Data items
=-=-=-=-=

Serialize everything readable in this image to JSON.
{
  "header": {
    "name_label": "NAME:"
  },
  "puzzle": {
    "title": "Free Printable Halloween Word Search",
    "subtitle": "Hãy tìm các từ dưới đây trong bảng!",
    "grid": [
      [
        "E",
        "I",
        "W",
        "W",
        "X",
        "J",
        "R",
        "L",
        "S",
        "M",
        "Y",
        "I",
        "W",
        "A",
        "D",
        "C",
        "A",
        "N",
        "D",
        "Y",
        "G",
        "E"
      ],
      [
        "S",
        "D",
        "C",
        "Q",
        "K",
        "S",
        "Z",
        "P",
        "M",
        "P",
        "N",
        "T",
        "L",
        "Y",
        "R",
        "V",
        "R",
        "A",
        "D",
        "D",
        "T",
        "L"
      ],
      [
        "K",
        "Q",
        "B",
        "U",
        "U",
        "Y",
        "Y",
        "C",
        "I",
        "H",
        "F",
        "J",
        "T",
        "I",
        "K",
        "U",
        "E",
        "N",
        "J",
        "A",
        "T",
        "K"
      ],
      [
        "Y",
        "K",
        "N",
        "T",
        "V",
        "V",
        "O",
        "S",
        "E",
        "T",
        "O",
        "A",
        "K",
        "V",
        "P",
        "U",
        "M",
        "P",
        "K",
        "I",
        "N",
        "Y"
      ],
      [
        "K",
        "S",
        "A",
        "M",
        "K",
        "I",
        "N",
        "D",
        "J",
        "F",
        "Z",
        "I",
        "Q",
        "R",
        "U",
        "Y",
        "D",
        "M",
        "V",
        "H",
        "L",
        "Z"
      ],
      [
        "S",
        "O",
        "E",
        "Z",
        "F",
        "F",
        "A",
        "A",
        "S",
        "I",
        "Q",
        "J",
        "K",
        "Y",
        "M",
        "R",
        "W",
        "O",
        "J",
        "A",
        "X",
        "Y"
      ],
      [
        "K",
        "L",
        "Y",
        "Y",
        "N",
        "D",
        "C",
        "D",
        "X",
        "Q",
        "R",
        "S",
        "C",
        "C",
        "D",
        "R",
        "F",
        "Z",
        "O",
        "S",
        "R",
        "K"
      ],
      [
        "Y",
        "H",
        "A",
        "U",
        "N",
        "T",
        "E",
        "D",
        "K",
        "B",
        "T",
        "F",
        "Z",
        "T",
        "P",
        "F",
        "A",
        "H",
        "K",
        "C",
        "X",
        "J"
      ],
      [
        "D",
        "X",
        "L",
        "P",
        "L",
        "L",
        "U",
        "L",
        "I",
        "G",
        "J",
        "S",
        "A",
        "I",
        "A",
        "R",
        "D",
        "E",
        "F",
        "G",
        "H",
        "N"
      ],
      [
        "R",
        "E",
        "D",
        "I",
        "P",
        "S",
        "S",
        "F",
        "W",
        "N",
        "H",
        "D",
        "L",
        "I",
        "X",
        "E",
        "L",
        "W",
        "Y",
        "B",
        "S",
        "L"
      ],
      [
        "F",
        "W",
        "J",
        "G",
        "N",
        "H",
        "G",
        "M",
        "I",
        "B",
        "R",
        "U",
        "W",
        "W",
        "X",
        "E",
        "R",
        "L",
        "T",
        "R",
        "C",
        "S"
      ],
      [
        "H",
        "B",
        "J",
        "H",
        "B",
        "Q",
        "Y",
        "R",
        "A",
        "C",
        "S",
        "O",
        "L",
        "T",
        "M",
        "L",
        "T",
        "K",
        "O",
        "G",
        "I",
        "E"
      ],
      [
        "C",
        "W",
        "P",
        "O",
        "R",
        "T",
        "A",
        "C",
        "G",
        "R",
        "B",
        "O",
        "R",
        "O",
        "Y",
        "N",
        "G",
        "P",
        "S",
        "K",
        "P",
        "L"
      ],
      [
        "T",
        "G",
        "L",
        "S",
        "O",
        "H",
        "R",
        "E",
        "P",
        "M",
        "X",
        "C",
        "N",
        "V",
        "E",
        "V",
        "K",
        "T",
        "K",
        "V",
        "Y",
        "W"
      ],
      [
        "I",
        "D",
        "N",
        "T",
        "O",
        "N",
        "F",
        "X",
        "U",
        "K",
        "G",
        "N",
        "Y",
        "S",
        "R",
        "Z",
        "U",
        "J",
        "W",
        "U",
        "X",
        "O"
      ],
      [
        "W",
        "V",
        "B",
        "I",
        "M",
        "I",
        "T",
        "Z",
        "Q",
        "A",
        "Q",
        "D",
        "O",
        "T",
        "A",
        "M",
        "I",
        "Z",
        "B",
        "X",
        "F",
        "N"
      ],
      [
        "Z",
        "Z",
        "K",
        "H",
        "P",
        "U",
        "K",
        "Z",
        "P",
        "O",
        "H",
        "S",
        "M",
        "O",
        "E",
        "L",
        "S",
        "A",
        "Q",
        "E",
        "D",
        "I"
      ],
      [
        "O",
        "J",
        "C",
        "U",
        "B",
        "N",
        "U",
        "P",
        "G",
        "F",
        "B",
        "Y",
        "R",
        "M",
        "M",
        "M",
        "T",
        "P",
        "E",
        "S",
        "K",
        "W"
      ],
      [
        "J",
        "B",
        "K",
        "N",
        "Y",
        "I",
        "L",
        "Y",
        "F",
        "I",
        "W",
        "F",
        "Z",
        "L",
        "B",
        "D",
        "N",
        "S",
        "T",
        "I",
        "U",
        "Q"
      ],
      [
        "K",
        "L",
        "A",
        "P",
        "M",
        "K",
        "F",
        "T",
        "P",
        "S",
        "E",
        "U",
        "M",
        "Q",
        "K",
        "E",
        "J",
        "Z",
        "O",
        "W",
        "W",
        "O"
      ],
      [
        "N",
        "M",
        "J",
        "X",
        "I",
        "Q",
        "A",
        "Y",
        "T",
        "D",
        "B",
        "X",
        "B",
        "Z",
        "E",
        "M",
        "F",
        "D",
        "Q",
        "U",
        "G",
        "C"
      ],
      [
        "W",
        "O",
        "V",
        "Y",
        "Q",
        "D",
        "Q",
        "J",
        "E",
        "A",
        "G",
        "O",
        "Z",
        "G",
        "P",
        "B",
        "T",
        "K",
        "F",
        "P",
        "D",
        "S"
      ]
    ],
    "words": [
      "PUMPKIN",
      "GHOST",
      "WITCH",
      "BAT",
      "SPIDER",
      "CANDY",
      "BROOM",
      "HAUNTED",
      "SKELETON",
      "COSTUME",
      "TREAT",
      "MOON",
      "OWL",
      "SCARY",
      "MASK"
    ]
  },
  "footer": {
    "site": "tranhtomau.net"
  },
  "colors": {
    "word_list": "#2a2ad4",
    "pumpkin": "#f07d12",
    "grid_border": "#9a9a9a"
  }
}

=-=-=-=-=

Task directions = What do the records say? Quote them all exactly.

Correct result =
Serialize everything readable in this image to JSON.
{
  "header": {
    "name_label": "NAME:"
  },
  "puzzle": {
    "title": "Free Printable Halloween Word Search",
    "subtitle": "Hãy tìm các từ dưới đây trong bảng!",
    "grid": [
      [
        "E",
        "I",
        "W",
        "W",
        "X",
        "J",
        "R",
        "L",
        "S",
        "M",
        "Y",
        "I",
        "W",
        "A",
        "D",
        "C",
        "A",
        "N",
        "D",
        "Y",
        "G",
        "E"
      ],
      [
        "S",
        "D",
        "C",
        "Q",
        "K",
        "S",
        "Z",
        "P",
        "M",
        "P",
        "N",
        "T",
        "L",
        "Y",
        "R",
        "V",
        "R",
        "A",
        "D",
        "D",
        "T",
        "L"
      ],
      [
        "K",
        "Q",
        "B",
        "U",
        "U",
        "Y",
        "Y",
        "C",
        "I",
        "H",
        "F",
        "J",
        "T",
        "I",
        "K",
        "U",
        "E",
        "N",
        "J",
        "A",
        "T",
        "K"
      ],
      [
        "Y",
        "K",
        "N",
        "T",
        "V",
        "V",
        "O",
        "S",
        "E",
        "T",
        "O",
        "A",
        "K",
        "V",
        "P",
        "U",
        "M",
        "P",
        "K",
        "I",
        "N",
        "Y"
      ],
      [
        "K",
        "S",
        "A",
        "M",
        "K",
        "I",
        "N",
        "D",
        "J",
        "F",
        "Z",
        "I",
        "Q",
        "R",
        "U",
        "Y",
        "D",
        "M",
        "V",
        "H",
        "L",
        "Z"
      ],
      [
        "S",
        "O",
        "E",
        "Z",
        "F",
        "F",
        "A",
        "A",
        "S",
        "I",
        "Q",
        "J",
        "K",
        "Y",
        "M",
        "R",
        "W",
        "O",
        "J",
        "A",
        "X",
        "Y"
      ],
      [
        "K",
        "L",
        "Y",
        "Y",
        "N",
        "D",
        "C",
        "D",
        "X",
        "Q",
        "R",
        "S",
        "C",
        "C",
        "D",
        "R",
        "F",
        "Z",
        "O",
        "S",
        "R",
        "K"
      ],
      [
        "Y",
        "H",
        "A",
        "U",
        "N",
        "T",
        "E",
        "D",
        "K",
        "B",
        "T",
        "F",
        "Z",
        "T",
        "P",
        "F",
        "A",
        "H",
        "K",
        "C",
        "X",
        "J"
      ],
      [
        "D",
        "X",
        "L",
        "P",
        "L",
        "L",
        "U",
        "L",
        "I",
        "G",
        "J",
        "S",
        "A",
        "I",
        "A",
        "R",
        "D",
        "E",
        "F",
        "G",
        "H",
        "N"
      ],
      [
        "R",
        "E",
        "D",
        "I",
        "P",
        "S",
        "S",
        "F",
        "W",
        "N",
        "H",
        "D",
        "L",
        "I",
        "X",
        "E",
        "L",
        "W",
        "Y",
        "B",
        "S",
        "L"
      ],
      [
        "F",
        "W",
        "J",
        "G",
        "N",
        "H",
        "G",
        "M",
        "I",
        "B",
        "R",
        "U",
        "W",
        "W",
        "X",
        "E",
        "R",
        "L",
        "T",
        "R",
        "C",
        "S"
      ],
      [
        "H",
        "B",
        "J",
        "H",
        "B",
        "Q",
        "Y",
        "R",
        "A",
        "C",
        "S",
        "O",
        "L",
        "T",
        "M",
        "L",
        "T",
        "K",
        "O",
        "G",
        "I",
        "E"
      ],
      [
        "C",
        "W",
        "P",
        "O",
        "R",
        "T",
        "A",
        "C",
        "G",
        "R",
        "B",
        "O",
        "R",
        "O",
        "Y",
        "N",
        "G",
        "P",
        "S",
        "K",
        "P",
        "L"
      ],
      [
        "T",
        "G",
        "L",
        "S",
        "O",
        "H",
        "R",
        "E",
        "P",
        "M",
        "X",
        "C",
        "N",
        "V",
        "E",
        "V",
        "K",
        "T",
        "K",
        "V",
        "Y",
        "W"
      ],
      [
        "I",
        "D",
        "N",
        "T",
        "O",
        "N",
        "F",
        "X",
        "U",
        "K",
        "G",
        "N",
        "Y",
        "S",
        "R",
        "Z",
        "U",
        "J",
        "W",
        "U",
        "X",
        "O"
      ],
      [
        "W",
        "V",
        "B",
        "I",
        "M",
        "I",
        "T",
        "Z",
        "Q",
        "A",
        "Q",
        "D",
        "O",
        "T",
        "A",
        "M",
        "I",
        "Z",
        "B",
        "X",
        "F",
        "N"
      ],
      [
        "Z",
        "Z",
        "K",
        "H",
        "P",
        "U",
        "K",
        "Z",
        "P",
        "O",
        "H",
        "S",
        "M",
        "O",
        "E",
        "L",
        "S",
        "A",
        "Q",
        "E",
        "D",
        "I"
      ],
      [
        "O",
        "J",
        "C",
        "U",
        "B",
        "N",
        "U",
        "P",
        "G",
        "F",
        "B",
        "Y",
        "R",
        "M",
        "M",
        "M",
        "T",
        "P",
        "E",
        "S",
        "K",
        "W"
      ],
      [
        "J",
        "B",
        "K",
        "N",
        "Y",
        "I",
        "L",
        "Y",
        "F",
        "I",
        "W",
        "F",
        "Z",
        "L",
        "B",
        "D",
        "N",
        "S",
        "T",
        "I",
        "U",
        "Q"
      ],
      [
        "K",
        "L",
        "A",
        "P",
        "M",
        "K",
        "F",
        "T",
        "P",
        "S",
        "E",
        "U",
        "M",
        "Q",
        "K",
        "E",
        "J",
        "Z",
        "O",
        "W",
        "W",
        "O"
      ],
      [
        "N",
        "M",
        "J",
        "X",
        "I",
        "Q",
        "A",
        "Y",
        "T",
        "D",
        "B",
        "X",
        "B",
        "Z",
        "E",
        "M",
        "F",
        "D",
        "Q",
        "U",
        "G",
        "C"
      ],
      [
        "W",
        "O",
        "V",
        "Y",
        "Q",
        "D",
        "Q",
        "J",
        "E",
        "A",
        "G",
        "O",
        "Z",
        "G",
        "P",
        "B",
        "T",
        "K",
        "F",
        "P",
        "D",
        "S"
      ]
    ],
    "words": [
      "PUMPKIN",
      "GHOST",
      "WITCH",
      "BAT",
      "SPIDER",
      "CANDY",
      "BROOM",
      "HAUNTED",
      "SKELETON",
      "COSTUME",
      "TREAT",
      "MOON",
      "OWL",
      "SCARY",
      "MASK"
    ]
  },
  "footer": {
    "site": "tranhtomau.net"
  },
  "colors": {
    "word_list": "#2a2ad4",
    "pumpkin": "#f07d12",
    "grid_border": "#9a9a9a"
  }
}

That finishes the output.